━━ Data for the task

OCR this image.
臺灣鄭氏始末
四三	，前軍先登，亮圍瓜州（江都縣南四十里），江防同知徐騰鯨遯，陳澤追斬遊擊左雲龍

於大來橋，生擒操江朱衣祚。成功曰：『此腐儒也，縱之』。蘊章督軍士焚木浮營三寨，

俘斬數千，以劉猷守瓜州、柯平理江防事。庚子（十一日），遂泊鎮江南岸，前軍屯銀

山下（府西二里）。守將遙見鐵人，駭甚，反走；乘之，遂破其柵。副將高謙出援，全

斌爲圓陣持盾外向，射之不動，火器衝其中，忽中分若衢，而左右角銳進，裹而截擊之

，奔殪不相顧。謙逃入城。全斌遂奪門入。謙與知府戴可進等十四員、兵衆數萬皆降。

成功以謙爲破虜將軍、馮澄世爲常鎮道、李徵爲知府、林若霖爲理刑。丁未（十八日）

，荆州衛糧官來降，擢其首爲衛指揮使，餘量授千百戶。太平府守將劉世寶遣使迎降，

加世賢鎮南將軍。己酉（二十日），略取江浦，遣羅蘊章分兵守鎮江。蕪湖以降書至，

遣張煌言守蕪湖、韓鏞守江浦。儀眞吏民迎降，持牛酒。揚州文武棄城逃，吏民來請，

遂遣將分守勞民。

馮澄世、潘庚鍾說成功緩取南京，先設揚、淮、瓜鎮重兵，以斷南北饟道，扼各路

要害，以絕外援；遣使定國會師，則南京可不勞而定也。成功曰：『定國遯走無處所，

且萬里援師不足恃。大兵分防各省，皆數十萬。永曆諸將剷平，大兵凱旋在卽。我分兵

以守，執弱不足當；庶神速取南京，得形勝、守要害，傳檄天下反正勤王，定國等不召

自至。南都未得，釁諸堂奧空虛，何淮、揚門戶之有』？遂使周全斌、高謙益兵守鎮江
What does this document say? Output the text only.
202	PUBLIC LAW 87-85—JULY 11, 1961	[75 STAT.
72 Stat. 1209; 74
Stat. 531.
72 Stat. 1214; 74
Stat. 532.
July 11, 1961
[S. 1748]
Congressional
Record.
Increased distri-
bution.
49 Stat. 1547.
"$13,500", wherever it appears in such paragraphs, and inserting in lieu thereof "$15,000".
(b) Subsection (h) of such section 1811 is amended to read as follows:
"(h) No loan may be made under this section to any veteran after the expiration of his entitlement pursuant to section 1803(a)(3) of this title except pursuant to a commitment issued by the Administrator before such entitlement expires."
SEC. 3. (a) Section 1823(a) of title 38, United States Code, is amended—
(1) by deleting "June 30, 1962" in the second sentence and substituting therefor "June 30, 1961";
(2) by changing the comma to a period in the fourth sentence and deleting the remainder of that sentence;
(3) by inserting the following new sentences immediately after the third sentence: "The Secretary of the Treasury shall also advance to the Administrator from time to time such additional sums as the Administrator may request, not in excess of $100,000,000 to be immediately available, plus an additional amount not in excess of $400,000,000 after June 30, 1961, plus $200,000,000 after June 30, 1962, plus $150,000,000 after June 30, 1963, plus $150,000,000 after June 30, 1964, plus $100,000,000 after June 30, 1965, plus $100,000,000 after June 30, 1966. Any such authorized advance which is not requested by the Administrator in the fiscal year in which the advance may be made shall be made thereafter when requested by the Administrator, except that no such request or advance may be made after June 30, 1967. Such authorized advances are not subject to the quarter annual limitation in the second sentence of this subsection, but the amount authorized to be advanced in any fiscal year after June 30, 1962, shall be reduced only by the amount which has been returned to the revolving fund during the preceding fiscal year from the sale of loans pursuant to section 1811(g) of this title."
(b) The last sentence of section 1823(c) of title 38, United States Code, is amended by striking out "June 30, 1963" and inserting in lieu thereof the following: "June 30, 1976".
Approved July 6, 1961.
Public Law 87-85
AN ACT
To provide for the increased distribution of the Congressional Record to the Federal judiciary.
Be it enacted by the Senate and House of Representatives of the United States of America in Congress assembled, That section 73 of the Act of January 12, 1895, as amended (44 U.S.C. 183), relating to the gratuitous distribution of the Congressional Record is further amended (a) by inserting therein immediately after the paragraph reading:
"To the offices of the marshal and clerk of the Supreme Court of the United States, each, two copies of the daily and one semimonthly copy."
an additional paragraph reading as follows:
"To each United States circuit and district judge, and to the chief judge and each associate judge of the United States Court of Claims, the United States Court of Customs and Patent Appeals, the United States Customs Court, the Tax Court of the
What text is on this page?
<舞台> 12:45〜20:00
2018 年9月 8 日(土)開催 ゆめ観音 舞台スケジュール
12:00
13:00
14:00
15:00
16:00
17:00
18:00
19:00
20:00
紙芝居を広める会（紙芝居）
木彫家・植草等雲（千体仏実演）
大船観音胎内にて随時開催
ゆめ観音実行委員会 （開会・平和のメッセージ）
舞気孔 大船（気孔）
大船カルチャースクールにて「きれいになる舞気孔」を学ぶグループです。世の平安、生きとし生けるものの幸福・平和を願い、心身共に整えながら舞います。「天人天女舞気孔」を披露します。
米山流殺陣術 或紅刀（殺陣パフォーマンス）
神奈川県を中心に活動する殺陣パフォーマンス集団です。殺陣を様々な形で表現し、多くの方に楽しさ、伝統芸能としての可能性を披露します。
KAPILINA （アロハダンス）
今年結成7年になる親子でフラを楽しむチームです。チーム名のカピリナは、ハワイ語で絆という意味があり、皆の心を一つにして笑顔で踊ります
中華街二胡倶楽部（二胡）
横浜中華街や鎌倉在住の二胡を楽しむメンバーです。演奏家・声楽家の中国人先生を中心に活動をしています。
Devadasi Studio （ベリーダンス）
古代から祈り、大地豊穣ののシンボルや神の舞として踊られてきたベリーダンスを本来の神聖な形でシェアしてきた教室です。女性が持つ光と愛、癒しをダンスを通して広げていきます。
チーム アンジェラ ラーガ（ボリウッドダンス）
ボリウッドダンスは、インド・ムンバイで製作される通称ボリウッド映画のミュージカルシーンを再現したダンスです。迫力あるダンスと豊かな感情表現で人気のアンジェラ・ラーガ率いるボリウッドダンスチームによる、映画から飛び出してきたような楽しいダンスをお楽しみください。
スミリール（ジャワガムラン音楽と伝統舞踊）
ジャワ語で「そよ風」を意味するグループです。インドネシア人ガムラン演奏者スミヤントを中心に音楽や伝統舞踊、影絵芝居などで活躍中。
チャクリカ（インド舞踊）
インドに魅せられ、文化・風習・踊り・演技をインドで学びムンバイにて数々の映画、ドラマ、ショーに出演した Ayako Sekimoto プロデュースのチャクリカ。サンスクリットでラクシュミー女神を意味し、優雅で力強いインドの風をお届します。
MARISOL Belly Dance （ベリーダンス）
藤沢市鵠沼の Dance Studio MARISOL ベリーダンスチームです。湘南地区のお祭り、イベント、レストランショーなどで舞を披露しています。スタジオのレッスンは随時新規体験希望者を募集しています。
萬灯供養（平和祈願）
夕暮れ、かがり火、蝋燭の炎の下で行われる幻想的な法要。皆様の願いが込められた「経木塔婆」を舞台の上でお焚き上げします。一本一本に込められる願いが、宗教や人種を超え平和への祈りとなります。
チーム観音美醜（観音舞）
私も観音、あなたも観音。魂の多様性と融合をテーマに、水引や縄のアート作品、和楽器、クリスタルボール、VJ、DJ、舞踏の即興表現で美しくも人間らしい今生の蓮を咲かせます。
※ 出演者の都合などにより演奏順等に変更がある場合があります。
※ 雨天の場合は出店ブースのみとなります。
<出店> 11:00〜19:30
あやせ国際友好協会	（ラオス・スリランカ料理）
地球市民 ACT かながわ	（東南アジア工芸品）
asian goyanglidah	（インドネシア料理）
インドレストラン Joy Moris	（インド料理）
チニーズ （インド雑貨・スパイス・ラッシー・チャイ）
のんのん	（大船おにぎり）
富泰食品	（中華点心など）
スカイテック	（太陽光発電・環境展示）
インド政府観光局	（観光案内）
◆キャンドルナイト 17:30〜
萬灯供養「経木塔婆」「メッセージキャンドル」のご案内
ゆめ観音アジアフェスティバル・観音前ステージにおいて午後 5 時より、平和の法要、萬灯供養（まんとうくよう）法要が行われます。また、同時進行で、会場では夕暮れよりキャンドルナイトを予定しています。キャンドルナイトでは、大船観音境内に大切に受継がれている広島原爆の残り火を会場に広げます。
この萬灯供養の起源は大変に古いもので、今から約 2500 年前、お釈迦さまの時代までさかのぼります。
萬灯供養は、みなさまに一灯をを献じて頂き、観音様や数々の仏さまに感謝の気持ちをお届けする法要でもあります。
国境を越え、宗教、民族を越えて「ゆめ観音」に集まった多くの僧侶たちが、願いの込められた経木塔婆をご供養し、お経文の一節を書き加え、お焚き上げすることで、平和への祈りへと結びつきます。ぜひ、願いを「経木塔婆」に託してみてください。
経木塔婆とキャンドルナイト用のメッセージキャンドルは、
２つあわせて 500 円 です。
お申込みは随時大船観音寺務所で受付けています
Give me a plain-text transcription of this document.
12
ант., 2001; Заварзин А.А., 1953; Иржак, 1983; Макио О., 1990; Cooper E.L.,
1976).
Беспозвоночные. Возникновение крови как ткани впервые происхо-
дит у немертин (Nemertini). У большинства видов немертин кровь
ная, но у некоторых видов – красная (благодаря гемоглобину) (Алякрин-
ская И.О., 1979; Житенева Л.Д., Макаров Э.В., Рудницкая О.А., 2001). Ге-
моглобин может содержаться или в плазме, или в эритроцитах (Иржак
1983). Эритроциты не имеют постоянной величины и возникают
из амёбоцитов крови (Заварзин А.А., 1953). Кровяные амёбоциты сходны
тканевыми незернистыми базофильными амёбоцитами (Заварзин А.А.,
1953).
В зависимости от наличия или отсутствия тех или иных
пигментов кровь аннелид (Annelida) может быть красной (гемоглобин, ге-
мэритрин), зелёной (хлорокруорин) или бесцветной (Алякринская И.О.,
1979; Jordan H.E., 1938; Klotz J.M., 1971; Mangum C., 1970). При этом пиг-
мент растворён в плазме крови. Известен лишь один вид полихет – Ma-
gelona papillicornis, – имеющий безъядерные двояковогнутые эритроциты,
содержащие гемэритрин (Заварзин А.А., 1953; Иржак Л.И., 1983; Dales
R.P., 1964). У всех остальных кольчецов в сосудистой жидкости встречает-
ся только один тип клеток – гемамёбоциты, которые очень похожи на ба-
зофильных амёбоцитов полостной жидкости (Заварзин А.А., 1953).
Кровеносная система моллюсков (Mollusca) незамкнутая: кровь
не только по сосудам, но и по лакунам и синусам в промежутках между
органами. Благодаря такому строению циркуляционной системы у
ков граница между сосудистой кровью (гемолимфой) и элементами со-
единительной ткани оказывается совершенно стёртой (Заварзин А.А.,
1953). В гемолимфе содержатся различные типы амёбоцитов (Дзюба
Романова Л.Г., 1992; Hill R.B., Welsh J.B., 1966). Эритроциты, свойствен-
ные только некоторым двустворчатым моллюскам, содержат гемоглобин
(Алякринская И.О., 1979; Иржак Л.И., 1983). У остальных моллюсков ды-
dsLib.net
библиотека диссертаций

━━━━

(Work to complete) Report each line of the material above where the word "after" appears.

(Answer to this task)
"(h) No loan may be made under this section to any veteran after the expiration of his entitlement pursuant to section 1803(a)(3) of this title except pursuant to a commitment issued by the Administrator before such entitlement expires."
(3) by inserting the following new sentences immediately after the third sentence: "The Secretary of the Treasury shall also advance to the Administrator from time to time such additional sums as the Administrator may request, not in excess of $100,000,000 to be immediately available, plus an additional amount not in excess of $400,000,000 after June 30, 1961, plus $200,000,000 after June 30, 1962, plus $150,000,000 after June 30, 1963, plus $150,000,000 after June 30, 1964, plus $100,000,000 after June 30, 1965, plus $100,000,000 after June 30, 1966. Any such authorized advance which is not requested by the Administrator in the fiscal year in which the advance may be made shall be made thereafter when requested by the Administrator, except that no such request or advance may be made after June 30, 1967. Such authorized advances are not subject to the quarter annual limitation in the second sentence of this subsection, but the amount authorized to be advanced in any fiscal year after June 30, 1962, shall be reduced only by the amount which has been returned to the revolving fund during the preceding fiscal year from the sale of loans pursuant to section 1811(g) of this title."
Be it enacted by the Senate and House of Representatives of the United States of America in Congress assembled, That section 73 of the Act of January 12, 1895, as amended (44 U.S.C. 183), relating to the gratuitous distribution of the Congressional Record is further amended (a) by inserting therein immediately after the paragraph reading:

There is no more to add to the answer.